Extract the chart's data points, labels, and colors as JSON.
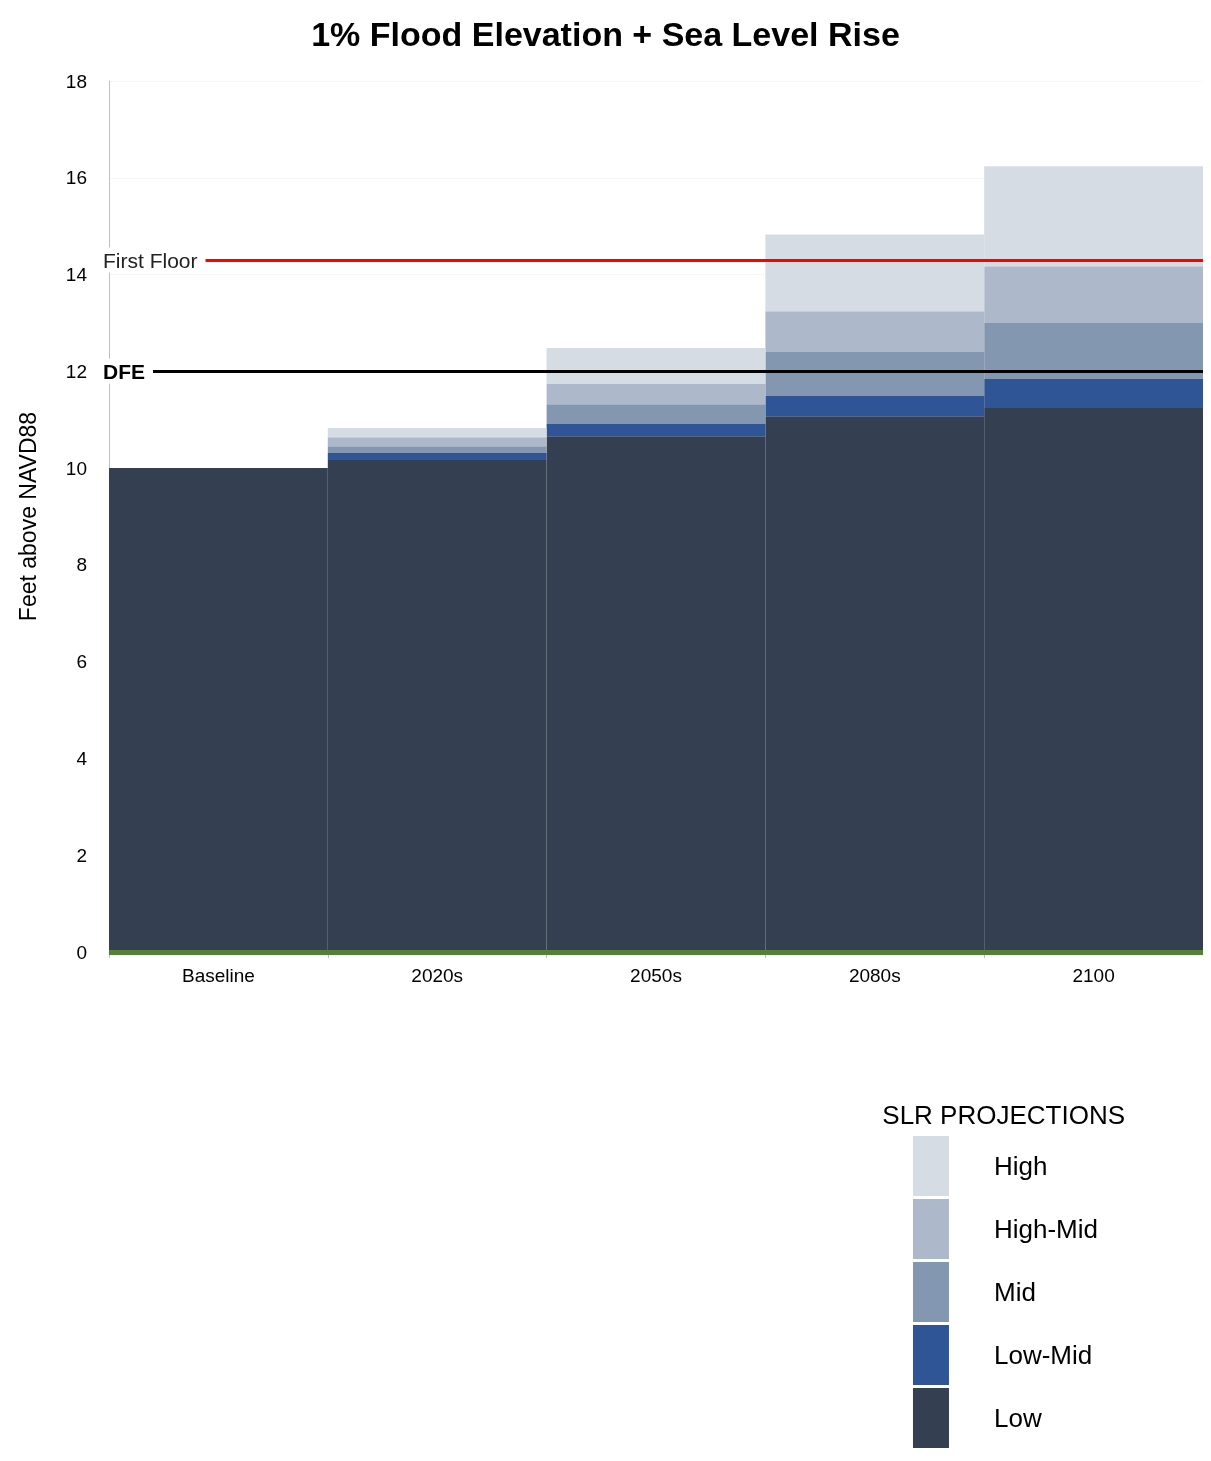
{
  "chart_data": {
    "type": "bar",
    "stacked": true,
    "title": "1% Flood Elevation + Sea Level Rise",
    "ylabel": "Feet above NAVD88",
    "legend_title": "SLR PROJECTIONS",
    "legend": "bottom right",
    "grid": "y",
    "categories": [
      "Baseline",
      "2020s",
      "2050s",
      "2080s",
      "2100"
    ],
    "ylim": [
      0,
      18
    ],
    "yticks": [
      0,
      2,
      4,
      6,
      8,
      10,
      12,
      14,
      16,
      18
    ],
    "series": [
      {
        "name": "Low",
        "color": "#343f51",
        "values": [
          10.0,
          10.17,
          10.66,
          11.07,
          11.24
        ]
      },
      {
        "name": "Low-Mid",
        "color": "#2f5597",
        "values": [
          0,
          0.14,
          0.25,
          0.42,
          0.6
        ]
      },
      {
        "name": "Mid",
        "color": "#8497b0",
        "values": [
          0,
          0.14,
          0.41,
          0.91,
          1.16
        ]
      },
      {
        "name": "High-Mid",
        "color": "#adb9ca",
        "values": [
          0,
          0.19,
          0.42,
          0.84,
          1.17
        ]
      },
      {
        "name": "High",
        "color": "#d6dce4",
        "values": [
          0,
          0.19,
          0.74,
          1.59,
          2.07
        ]
      }
    ],
    "ref_lines": [
      {
        "axis": "y",
        "value": 14.3,
        "label": "First Floor",
        "color": "#ff0000"
      },
      {
        "axis": "y",
        "value": 12,
        "label": "DFE",
        "color": "#000000"
      },
      {
        "axis": "y",
        "value": 0,
        "color": "#548235"
      }
    ]
  }
}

== == ==

JOB - Copy every line in the listing above where the string "name" turns up.

PROBLEM SOLUTION -
        "name": "Low",
        "name": "Low-Mid",
        "name": "Mid",
        "name": "High-Mid",
        "name": "High",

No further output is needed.